__Instruction__. Your task is to reproduce the entries below word for word.

__Material supplied__.
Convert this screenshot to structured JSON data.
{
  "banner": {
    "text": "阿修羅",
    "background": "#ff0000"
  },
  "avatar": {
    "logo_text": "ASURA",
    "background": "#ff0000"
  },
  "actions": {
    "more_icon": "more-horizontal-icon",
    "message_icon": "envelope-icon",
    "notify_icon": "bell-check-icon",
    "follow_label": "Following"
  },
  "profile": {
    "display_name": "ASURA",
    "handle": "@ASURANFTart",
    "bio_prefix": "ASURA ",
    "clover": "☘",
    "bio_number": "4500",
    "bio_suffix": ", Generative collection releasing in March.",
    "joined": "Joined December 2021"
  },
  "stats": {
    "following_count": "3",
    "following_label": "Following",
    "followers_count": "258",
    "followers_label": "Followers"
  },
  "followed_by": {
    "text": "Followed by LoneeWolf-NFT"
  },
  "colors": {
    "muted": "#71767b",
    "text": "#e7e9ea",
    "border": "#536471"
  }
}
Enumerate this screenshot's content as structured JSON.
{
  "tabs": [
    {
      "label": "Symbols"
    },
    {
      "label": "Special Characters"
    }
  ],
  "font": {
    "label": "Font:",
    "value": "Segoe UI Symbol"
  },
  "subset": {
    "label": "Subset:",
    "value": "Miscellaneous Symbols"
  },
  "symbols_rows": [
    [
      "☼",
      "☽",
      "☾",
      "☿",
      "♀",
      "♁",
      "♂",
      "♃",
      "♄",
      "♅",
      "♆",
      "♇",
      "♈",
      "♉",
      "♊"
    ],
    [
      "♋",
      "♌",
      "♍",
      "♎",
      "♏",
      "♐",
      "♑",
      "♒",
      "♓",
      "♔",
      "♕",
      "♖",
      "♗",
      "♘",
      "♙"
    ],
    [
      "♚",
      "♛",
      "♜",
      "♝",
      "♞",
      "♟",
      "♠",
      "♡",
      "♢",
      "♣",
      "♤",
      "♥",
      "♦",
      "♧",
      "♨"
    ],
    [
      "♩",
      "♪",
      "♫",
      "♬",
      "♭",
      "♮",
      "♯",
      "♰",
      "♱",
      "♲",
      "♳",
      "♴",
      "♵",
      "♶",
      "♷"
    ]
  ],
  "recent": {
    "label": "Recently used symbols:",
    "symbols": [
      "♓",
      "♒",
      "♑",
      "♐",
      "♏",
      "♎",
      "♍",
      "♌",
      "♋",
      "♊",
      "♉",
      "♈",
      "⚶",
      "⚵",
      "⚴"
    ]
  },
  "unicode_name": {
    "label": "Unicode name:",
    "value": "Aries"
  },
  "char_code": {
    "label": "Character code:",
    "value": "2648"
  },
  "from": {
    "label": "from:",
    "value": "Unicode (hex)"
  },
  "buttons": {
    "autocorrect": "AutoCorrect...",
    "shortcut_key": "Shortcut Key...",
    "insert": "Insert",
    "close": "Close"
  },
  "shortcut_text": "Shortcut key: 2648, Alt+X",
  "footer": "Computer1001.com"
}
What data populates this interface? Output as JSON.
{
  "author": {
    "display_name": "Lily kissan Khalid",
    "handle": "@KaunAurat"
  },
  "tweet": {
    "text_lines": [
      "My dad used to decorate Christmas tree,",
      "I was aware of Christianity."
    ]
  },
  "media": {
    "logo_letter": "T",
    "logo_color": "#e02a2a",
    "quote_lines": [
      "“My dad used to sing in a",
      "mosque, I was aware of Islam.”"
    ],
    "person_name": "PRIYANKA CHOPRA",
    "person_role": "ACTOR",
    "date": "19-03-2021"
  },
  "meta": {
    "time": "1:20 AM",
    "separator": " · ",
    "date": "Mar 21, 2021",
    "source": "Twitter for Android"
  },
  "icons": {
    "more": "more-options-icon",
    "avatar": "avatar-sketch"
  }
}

__Answer to the task__.
Convert this screenshot to structured JSON data.
{
  "banner": {
    "text": "阿修羅",
    "background": "#ff0000"
  },
  "avatar": {
    "logo_text": "ASURA",
    "background": "#ff0000"
  },
  "actions": {
    "more_icon": "more-horizontal-icon",
    "message_icon": "envelope-icon",
    "notify_icon": "bell-check-icon",
    "follow_label": "Following"
  },
  "profile": {
    "display_name": "ASURA",
    "handle": "@ASURANFTart",
    "bio_prefix": "ASURA ",
    "clover": "☘",
    "bio_number": "4500",
    "bio_suffix": ", Generative collection releasing in March.",
    "joined": "Joined December 2021"
  },
  "stats": {
    "following_count": "3",
    "following_label": "Following",
    "followers_count": "258",
    "followers_label": "Followers"
  },
  "followed_by": {
    "text": "Followed by LoneeWolf-NFT"
  },
  "colors": {
    "muted": "#71767b",
    "text": "#e7e9ea",
    "border": "#536471"
  }
}
Enumerate this screenshot's content as structured JSON.
{
  "tabs": [
    {
      "label": "Symbols"
    },
    {
      "label": "Special Characters"
    }
  ],
  "font": {
    "label": "Font:",
    "value": "Segoe UI Symbol"
  },
  "subset": {
    "label": "Subset:",
    "value": "Miscellaneous Symbols"
  },
  "symbols_rows": [
    [
      "☼",
      "☽",
      "☾",
      "☿",
      "♀",
      "♁",
      "♂",
      "♃",
      "♄",
      "♅",
      "♆",
      "♇",
      "♈",
      "♉",
      "♊"
    ],
    [
      "♋",
      "♌",
      "♍",
      "♎",
      "♏",
      "♐",
      "♑",
      "♒",
      "♓",
      "♔",
      "♕",
      "♖",
      "♗",
      "♘",
      "♙"
    ],
    [
      "♚",
      "♛",
      "♜",
      "♝",
      "♞",
      "♟",
      "♠",
      "♡",
      "♢",
      "♣",
      "♤",
      "♥",
      "♦",
      "♧",
      "♨"
    ],
    [
      "♩",
      "♪",
      "♫",
      "♬",
      "♭",
      "♮",
      "♯",
      "♰",
      "♱",
      "♲",
      "♳",
      "♴",
      "♵",
      "♶",
      "♷"
    ]
  ],
  "recent": {
    "label": "Recently used symbols:",
    "symbols": [
      "♓",
      "♒",
      "♑",
      "♐",
      "♏",
      "♎",
      "♍",
      "♌",
      "♋",
      "♊",
      "♉",
      "♈",
      "⚶",
      "⚵",
      "⚴"
    ]
  },
  "unicode_name": {
    "label": "Unicode name:",
    "value": "Aries"
  },
  "char_code": {
    "label": "Character code:",
    "value": "2648"
  },
  "from": {
    "label": "from:",
    "value": "Unicode (hex)"
  },
  "buttons": {
    "autocorrect": "AutoCorrect...",
    "shortcut_key": "Shortcut Key...",
    "insert": "Insert",
    "close": "Close"
  },
  "shortcut_text": "Shortcut key: 2648, Alt+X",
  "footer": "Computer1001.com"
}
What data populates this interface? Output as JSON.
{
  "author": {
    "display_name": "Lily kissan Khalid",
    "handle": "@KaunAurat"
  },
  "tweet": {
    "text_lines": [
      "My dad used to decorate Christmas tree,",
      "I was aware of Christianity."
    ]
  },
  "media": {
    "logo_letter": "T",
    "logo_color": "#e02a2a",
    "quote_lines": [
      "“My dad used to sing in a",
      "mosque, I was aware of Islam.”"
    ],
    "person_name": "PRIYANKA CHOPRA",
    "person_role": "ACTOR",
    "date": "19-03-2021"
  },
  "meta": {
    "time": "1:20 AM",
    "separator": " · ",
    "date": "Mar 21, 2021",
    "source": "Twitter for Android"
  },
  "icons": {
    "more": "more-options-icon",
    "avatar": "avatar-sketch"
  }
}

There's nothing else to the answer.